> **YOUR INSTRUCTIONS**: Output the whole listing below exactly, omitting the images.

> **DATA LISTING**:

'''

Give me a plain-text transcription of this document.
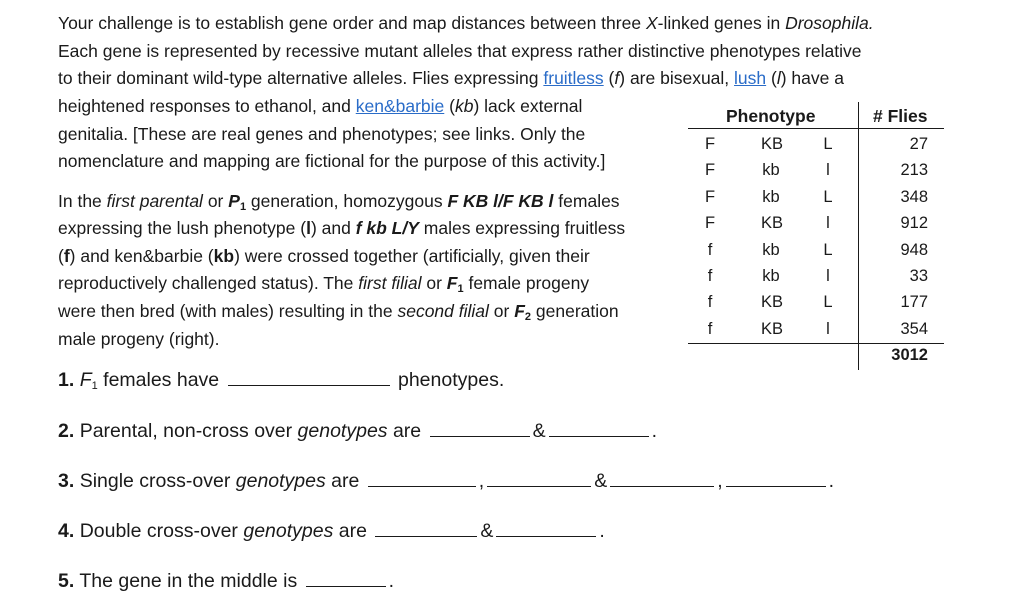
Your challenge is to establish gene order and map distances between three X-linked genes in Drosophila.
Each gene is represented by recessive mutant alleles that express rather distinctive phenotypes relative
to their dominant wild-type alternative alleles. Flies expressing fruitless (f) are bisexual, lush (l) have a
heightened responses to ethanol, and ken&barbie (kb) lack external
genitalia. [These are real genes and phenotypes; see links. Only the
nomenclature and mapping are fictional for the purpose of this activity.]
In the first parental or $P_1$ generation, homozygous F KB l/F KB l females
expressing the lush phenotype (l) and f kb L/Y males expressing fruitless
(f) and ken&barbie (kb) were crossed together (artificially, given their
reproductively challenged status). The first filial or $F_1$ female progeny
were then bred (with males) resulting in the second filial or $F_2$ generation
male progeny (right).
Phenotype	# Flies
F	KB	L	27
F	kb	l	213
F	kb	L	348
F	KB	l	912
f	kb	L	948
f	kb	l	33
f	KB	L	177
f	KB	l	354
3012
1. $F_1$ females have	phenotypes.
2. Parental, non-cross over genotypes are	&	.
3. Single cross-over genotypes are	,	&	,	.
4. Double cross-over genotypes are	&	.
5. The gene in the middle is	.
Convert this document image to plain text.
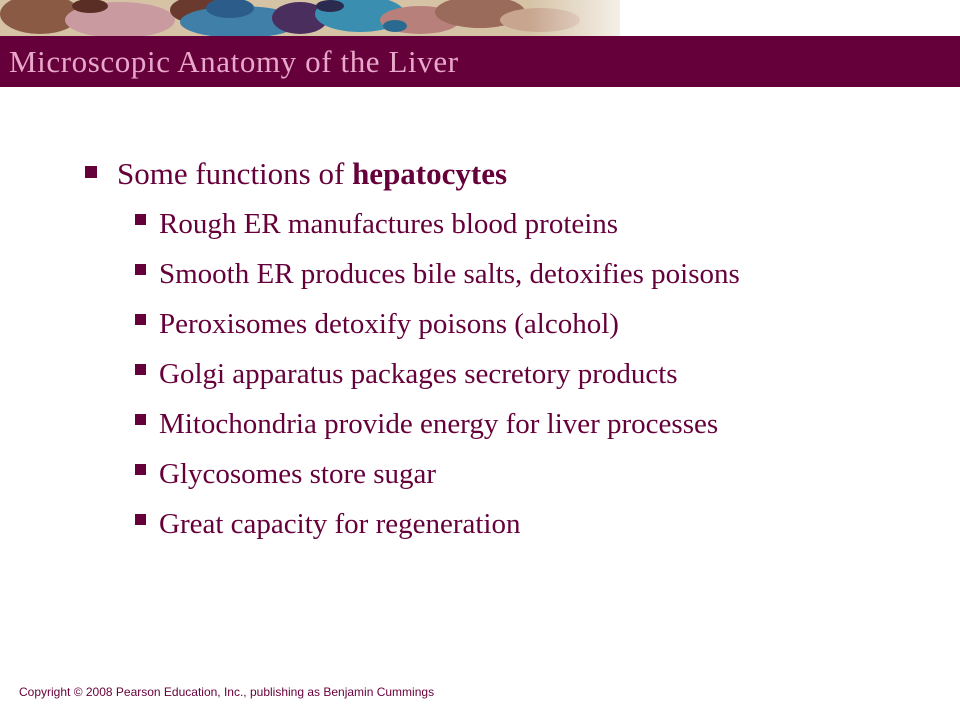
Microscopic Anatomy of the Liver
Some functions of hepatocytes
Rough ER manufactures blood proteins
Smooth ER produces bile salts, detoxifies poisons
Peroxisomes detoxify poisons (alcohol)
Golgi apparatus packages secretory products
Mitochondria provide energy for liver processes
Glycosomes store sugar
Great capacity for regeneration
Copyright © 2008 Pearson Education, Inc., publishing as Benjamin Cummings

'''

> **SOLUTION FOR THIS EXERCISE**:
Give me a plain-text transcription of this document.
Your challenge is to establish gene order and map distances between three X-linked genes in Drosophila.
Each gene is represented by recessive mutant alleles that express rather distinctive phenotypes relative
to their dominant wild-type alternative alleles. Flies expressing fruitless (f) are bisexual, lush (l) have a
heightened responses to ethanol, and ken&barbie (kb) lack external
genitalia. [These are real genes and phenotypes; see links. Only the
nomenclature and mapping are fictional for the purpose of this activity.]
In the first parental or $P_1$ generation, homozygous F KB l/F KB l females
expressing the lush phenotype (l) and f kb L/Y males expressing fruitless
(f) and ken&barbie (kb) were crossed together (artificially, given their
reproductively challenged status). The first filial or $F_1$ female progeny
were then bred (with males) resulting in the second filial or $F_2$ generation
male progeny (right).
Phenotype	# Flies
F	KB	L	27
F	kb	l	213
F	kb	L	348
F	KB	l	912
f	kb	L	948
f	kb	l	33
f	KB	L	177
f	KB	l	354
3012
1. $F_1$ females have	phenotypes.
2. Parental, non-cross over genotypes are	&	.
3. Single cross-over genotypes are	,	&	,	.
4. Double cross-over genotypes are	&	.
5. The gene in the middle is	.
Convert this document image to plain text.
Microscopic Anatomy of the Liver
Some functions of hepatocytes
Rough ER manufactures blood proteins
Smooth ER produces bile salts, detoxifies poisons
Peroxisomes detoxify poisons (alcohol)
Golgi apparatus packages secretory products
Mitochondria provide energy for liver processes
Glycosomes store sugar
Great capacity for regeneration
Copyright © 2008 Pearson Education, Inc., publishing as Benjamin Cummings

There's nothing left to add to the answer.